Start Records to use

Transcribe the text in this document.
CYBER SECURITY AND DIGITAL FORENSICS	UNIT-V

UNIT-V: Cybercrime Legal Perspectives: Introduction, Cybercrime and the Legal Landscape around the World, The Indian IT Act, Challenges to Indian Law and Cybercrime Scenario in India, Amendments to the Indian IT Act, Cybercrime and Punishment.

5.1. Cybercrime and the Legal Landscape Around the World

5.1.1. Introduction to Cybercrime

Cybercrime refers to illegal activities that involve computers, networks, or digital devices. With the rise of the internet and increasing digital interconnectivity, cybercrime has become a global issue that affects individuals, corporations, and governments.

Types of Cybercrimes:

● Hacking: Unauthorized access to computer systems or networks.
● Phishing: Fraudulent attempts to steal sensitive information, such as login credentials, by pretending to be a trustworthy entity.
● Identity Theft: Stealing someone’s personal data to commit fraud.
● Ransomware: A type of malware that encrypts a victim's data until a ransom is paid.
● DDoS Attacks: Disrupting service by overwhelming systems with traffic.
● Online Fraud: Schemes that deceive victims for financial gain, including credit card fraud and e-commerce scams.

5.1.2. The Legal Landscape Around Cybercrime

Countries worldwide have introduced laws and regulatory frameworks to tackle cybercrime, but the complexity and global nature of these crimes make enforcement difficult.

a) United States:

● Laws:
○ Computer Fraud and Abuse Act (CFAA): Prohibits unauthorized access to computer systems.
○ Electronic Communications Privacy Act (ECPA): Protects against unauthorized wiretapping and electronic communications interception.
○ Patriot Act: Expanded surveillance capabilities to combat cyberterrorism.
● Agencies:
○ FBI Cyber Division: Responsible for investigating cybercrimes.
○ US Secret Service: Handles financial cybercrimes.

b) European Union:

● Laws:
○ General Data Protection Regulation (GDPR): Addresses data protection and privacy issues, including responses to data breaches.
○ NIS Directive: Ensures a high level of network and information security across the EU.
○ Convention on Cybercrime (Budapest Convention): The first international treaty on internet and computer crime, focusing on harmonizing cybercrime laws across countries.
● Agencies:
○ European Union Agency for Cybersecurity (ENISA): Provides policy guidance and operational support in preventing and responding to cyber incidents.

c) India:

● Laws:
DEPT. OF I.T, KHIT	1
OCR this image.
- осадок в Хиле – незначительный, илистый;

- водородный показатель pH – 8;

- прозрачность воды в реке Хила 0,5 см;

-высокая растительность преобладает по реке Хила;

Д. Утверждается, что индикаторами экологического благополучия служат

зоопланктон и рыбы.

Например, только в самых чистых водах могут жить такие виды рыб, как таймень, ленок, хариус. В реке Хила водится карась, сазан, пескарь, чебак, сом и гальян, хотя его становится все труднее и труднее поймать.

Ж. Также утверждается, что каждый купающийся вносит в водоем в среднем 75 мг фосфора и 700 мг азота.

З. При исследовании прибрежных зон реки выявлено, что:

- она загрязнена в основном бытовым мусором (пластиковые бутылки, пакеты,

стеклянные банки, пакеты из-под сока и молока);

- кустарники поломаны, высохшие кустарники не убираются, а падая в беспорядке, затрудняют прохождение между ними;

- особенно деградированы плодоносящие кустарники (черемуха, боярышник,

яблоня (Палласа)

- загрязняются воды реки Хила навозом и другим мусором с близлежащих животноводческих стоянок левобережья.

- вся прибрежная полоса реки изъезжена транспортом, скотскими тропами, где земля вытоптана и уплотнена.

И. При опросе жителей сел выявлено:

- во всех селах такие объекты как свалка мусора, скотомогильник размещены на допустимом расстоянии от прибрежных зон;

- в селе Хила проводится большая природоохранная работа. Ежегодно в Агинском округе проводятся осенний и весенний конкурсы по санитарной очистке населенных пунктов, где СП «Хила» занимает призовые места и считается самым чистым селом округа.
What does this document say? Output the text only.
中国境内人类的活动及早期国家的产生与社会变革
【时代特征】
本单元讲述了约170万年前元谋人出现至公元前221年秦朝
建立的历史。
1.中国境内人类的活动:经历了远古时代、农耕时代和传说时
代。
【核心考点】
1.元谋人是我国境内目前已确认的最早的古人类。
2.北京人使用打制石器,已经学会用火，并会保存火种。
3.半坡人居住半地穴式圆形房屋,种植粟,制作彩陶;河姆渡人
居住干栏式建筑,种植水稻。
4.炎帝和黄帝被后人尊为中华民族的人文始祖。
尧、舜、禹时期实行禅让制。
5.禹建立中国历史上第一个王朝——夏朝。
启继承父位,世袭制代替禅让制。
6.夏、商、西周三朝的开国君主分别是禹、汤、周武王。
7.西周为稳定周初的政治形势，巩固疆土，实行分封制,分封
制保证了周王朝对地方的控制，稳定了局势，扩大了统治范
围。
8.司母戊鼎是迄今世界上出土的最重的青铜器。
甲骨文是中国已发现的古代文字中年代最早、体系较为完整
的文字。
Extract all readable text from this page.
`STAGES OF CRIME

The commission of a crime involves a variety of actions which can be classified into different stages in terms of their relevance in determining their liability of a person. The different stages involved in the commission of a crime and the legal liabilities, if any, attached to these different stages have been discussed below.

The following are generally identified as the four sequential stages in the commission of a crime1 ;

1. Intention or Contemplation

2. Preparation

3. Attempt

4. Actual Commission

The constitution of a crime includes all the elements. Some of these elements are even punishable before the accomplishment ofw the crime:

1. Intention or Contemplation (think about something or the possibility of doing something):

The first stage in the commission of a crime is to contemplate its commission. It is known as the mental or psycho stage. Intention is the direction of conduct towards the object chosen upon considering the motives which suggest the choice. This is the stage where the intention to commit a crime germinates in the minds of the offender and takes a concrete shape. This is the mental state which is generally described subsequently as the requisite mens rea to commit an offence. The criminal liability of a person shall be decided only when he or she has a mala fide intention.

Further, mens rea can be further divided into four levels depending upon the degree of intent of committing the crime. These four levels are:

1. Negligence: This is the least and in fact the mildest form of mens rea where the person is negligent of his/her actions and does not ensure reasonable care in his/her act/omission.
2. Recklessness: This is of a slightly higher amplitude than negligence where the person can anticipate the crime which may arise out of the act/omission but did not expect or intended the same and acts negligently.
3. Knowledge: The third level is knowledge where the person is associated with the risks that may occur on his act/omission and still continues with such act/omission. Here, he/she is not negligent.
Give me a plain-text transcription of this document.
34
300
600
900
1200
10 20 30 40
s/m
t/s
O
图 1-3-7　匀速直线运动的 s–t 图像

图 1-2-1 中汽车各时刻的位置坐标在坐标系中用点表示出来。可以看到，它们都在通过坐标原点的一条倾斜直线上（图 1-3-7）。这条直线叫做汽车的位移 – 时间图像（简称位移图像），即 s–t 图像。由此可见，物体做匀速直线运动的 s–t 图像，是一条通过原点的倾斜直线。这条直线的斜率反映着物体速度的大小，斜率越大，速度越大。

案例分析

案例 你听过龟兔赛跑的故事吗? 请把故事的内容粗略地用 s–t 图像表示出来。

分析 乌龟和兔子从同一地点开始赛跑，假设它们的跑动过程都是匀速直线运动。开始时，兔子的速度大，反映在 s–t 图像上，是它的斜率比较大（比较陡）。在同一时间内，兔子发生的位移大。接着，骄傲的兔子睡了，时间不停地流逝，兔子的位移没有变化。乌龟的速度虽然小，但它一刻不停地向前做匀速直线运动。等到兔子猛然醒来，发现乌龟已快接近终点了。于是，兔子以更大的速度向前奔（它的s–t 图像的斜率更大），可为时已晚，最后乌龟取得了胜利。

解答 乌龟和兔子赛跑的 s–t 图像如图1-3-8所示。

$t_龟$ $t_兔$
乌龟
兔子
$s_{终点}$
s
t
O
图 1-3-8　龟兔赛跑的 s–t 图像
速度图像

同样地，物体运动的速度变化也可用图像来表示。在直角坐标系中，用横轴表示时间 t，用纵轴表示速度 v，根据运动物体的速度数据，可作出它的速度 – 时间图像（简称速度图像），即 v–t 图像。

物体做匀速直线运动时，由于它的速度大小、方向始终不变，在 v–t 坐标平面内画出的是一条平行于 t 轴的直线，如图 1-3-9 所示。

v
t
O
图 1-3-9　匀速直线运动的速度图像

End Records to use

> **Brief**: Give the number of lines in the entries that hold the word "пакеты", and nothing else.

> **Correct result**: 2